THE REQUEST
Copy each line of the records that contains the word "ortalama".

[Data records]

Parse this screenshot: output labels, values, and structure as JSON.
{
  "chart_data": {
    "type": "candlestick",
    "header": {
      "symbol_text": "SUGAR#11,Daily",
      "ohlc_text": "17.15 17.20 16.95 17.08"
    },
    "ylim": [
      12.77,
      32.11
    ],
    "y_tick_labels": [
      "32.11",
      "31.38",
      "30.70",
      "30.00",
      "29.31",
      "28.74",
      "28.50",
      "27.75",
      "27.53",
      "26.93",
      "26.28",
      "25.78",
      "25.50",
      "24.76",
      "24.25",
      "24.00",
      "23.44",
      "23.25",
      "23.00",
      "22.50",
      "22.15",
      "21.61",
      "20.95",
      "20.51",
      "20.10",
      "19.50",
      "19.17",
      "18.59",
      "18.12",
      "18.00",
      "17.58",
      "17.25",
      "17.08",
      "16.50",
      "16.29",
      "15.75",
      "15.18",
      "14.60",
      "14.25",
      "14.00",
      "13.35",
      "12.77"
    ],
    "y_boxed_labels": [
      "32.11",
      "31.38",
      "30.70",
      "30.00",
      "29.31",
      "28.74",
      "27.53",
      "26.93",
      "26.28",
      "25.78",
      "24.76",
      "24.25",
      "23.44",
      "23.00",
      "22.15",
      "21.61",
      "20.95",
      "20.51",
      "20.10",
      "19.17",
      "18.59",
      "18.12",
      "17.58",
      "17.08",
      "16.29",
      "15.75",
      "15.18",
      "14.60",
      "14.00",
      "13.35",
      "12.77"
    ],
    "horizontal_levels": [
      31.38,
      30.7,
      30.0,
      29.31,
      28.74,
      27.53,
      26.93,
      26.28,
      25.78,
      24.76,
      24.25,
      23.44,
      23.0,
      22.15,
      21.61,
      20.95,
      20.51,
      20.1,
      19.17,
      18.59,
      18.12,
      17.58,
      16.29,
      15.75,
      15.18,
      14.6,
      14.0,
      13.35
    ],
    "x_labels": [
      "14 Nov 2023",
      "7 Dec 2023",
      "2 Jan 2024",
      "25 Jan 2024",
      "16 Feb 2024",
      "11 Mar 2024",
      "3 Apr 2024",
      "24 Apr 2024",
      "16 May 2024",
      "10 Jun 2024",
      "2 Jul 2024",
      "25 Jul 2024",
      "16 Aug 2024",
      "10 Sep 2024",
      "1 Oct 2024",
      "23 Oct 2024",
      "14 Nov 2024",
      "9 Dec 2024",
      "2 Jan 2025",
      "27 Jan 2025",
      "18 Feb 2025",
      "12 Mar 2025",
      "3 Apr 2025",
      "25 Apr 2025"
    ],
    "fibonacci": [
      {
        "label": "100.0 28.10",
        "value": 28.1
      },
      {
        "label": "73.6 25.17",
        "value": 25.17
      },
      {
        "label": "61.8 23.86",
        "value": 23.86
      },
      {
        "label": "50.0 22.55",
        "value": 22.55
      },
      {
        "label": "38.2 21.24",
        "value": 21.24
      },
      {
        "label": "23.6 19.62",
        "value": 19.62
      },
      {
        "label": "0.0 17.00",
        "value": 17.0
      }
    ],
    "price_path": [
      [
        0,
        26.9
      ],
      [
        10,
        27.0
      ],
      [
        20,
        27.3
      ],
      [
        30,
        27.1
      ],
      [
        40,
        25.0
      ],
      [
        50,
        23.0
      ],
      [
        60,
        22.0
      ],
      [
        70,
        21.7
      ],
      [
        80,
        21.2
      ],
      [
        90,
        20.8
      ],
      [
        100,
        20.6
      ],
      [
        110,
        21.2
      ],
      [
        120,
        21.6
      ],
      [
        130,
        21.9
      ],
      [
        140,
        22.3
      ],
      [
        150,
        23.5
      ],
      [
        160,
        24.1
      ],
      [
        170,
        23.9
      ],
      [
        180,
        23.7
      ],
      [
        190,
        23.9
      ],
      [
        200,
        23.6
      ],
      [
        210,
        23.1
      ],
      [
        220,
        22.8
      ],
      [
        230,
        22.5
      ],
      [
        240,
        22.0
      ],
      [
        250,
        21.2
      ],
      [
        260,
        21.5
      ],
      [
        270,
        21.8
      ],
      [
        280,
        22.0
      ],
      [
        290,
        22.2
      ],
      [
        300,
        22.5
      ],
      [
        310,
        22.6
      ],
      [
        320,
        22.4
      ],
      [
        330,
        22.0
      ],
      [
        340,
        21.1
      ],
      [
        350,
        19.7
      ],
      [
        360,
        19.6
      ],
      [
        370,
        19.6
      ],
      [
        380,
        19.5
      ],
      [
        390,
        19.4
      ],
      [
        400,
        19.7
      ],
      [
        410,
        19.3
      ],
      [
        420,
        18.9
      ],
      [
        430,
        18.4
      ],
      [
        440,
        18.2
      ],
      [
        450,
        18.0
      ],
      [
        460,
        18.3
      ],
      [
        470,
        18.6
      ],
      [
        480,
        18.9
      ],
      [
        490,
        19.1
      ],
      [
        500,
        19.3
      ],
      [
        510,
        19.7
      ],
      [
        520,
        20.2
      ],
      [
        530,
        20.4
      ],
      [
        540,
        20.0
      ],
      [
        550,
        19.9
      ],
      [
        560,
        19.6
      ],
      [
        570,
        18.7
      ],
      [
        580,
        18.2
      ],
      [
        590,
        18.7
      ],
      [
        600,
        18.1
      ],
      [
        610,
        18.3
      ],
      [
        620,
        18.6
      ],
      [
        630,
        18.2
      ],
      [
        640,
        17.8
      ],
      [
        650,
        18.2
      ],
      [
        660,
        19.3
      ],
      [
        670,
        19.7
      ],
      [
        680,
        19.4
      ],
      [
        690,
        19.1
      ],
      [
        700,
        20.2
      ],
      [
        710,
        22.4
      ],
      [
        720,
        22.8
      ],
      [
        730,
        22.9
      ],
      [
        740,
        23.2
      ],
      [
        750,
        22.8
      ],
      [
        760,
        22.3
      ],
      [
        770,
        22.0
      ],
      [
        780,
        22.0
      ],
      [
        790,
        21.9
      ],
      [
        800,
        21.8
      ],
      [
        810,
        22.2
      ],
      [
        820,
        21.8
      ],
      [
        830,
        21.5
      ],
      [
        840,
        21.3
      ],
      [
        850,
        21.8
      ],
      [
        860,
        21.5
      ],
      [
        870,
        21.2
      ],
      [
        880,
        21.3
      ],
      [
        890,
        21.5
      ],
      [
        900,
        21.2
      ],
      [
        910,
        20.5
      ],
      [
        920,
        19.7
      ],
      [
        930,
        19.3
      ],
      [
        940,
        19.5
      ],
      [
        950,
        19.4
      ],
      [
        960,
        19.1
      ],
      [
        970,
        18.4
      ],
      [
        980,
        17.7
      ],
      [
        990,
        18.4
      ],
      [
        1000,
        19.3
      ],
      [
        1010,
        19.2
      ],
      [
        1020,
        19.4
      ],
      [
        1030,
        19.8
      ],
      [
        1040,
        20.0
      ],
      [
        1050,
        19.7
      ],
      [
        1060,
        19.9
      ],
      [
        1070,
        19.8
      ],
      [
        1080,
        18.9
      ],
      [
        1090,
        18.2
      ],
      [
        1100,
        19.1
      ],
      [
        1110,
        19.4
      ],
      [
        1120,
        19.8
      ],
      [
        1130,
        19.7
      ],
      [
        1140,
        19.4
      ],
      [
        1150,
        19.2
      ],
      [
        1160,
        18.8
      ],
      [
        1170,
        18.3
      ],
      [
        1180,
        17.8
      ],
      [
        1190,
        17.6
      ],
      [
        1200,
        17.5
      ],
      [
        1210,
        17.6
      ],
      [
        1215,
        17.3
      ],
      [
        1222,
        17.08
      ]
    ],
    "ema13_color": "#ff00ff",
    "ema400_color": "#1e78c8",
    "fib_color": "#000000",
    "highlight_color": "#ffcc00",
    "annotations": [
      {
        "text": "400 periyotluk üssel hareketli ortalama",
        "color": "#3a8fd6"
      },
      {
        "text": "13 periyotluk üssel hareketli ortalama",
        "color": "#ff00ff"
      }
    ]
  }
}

ANSWER TO THE PROBLEM
        "text": "400 periyotluk üssel hareketli ortalama",
        "text": "13 periyotluk üssel hareketli ortalama",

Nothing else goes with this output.